### Selected extract ###

Live-blogging Doctor Who, Season Three: "The Shakespeare Code"
Posted 5561 days ago in Doctor Who by Catriona
Right. I am entirely prepared for the live-blogging of this episode, despite a day of marking. (And not my most successful day of marking, either.)
I’m also uncertain about the correlation between Shakespeare and Dan Brown implied by this episode title—though I’m reluctant to push that one any further, lest I be accused once again of being a Leavisite.
I have also (just to embed yet another sentence in this series) done some light research, the better to enrich my live-blogging of this episode.
Yes, I only looked up some key dates. And, yes, I work in an English department. And, yes, I should probably have know those dates already. My only defense is that I’m not a Shakespearean scholar.
(My friend Drew would be able to give you those dates off the top of his head.)
We’re here in London in 1599, with the girl from Hex carrying a candle and smiling at a young boy out of her window, as he serenades her with a fairly atonal Elizabethan ballad.

### Data ###

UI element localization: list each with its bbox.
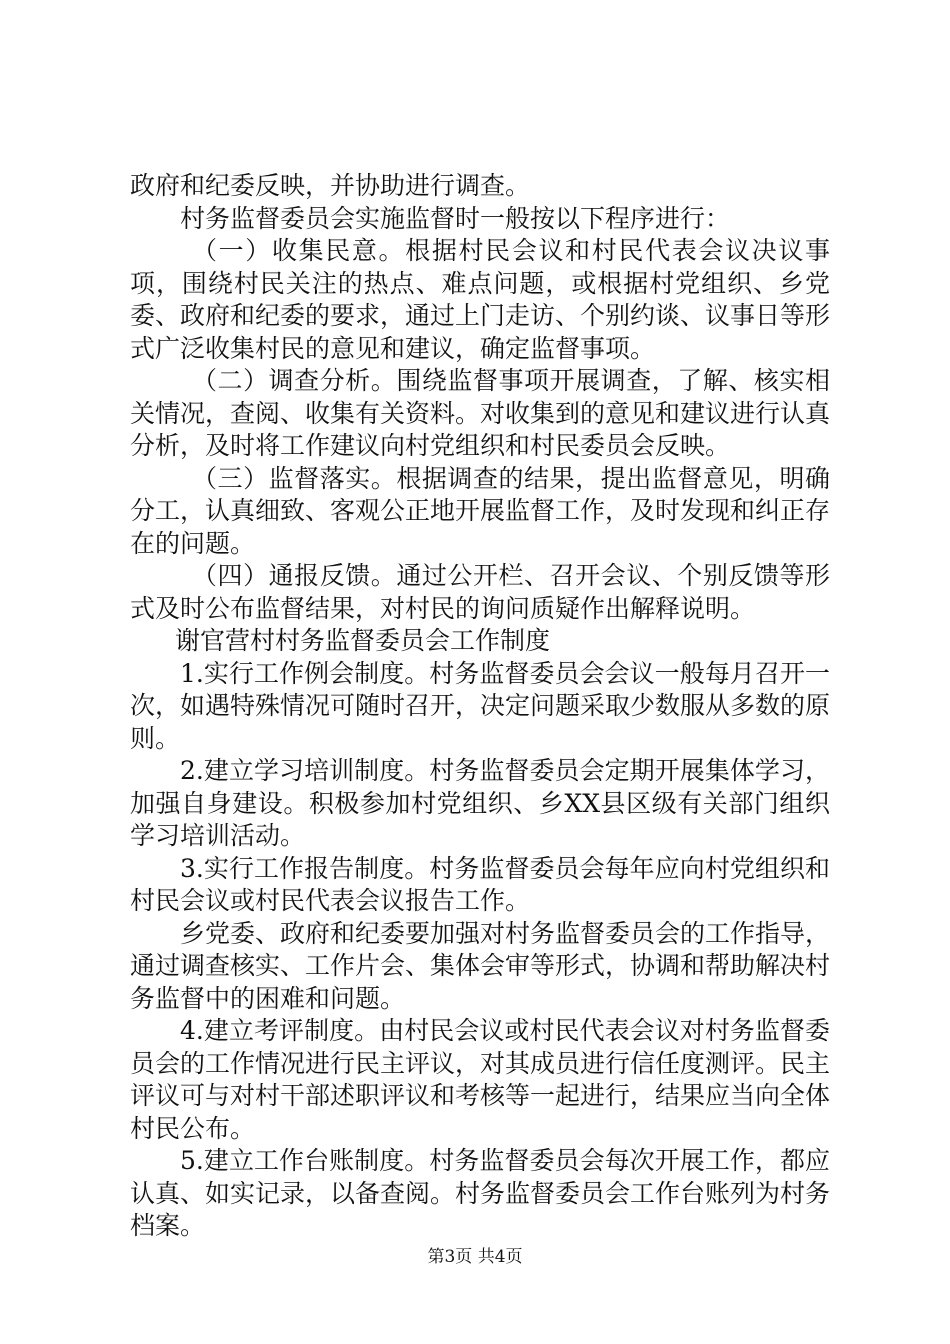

###

◆ Work to do ◆
**a)** Print the passage of the Doctor Who live-blog post between "I have also" and "atonal Elizabethan ballad.", inclusive.
**b)** According to the Doctor Who live-blog post, in what city and year does the episode open?
**c)** Finish out the next part of the Doctor Who live-blog post, continuing from where it stops.

◆ Per-task answers ◆
**a)**
I have also (just to embed yet another sentence in this series) done some light research, the better to enrich my live-blogging of this episode.
Yes, I only looked up some key dates. And, yes, I work in an English department. And, yes, I should probably have know those dates already. My only defense is that I’m not a Shakespearean scholar.
(My friend Drew would be able to give you those dates off the top of his head.)
We’re here in London in 1599, with the girl from Hex carrying a candle and smiling at a young boy out of her window, as he serenades her with a fairly atonal Elizabethan ballad.

**b)** London, 1599.

**c)**
Still, it works for him: he’s invited in with the double entendre, “Would you enter, bold sir?”
“Oh, I would,” he says.
But she’s called Lilith, which is never a good thing. And she introduces him to Mother Doomfinger and Mother Bloodtide, who tear him apart.
Lilith speaks to camera about the coming of the end of the world at the time of woven words.
NICK: Who is she talking to?
ME: It’s a soliloquy, darling.
NICK: Straight to camera?
I don’t see why not.
Martha, in the TARDIS, wants to know how he travels through time, but the Doctor accuses her of wanting to take all the mystery out of things, and then reveals that he failed his driving test.
They’re in Elizabethan England.
MARTHA: Oh, my god. We did it! We travelled in time!
ME: Or you’re in Disneyland.
Martha is reluctant to wander around, in case she steps on a butterfly, or kills her grandfather. The Doctor asks whether she’s planning to kill her grandfather, and she says no.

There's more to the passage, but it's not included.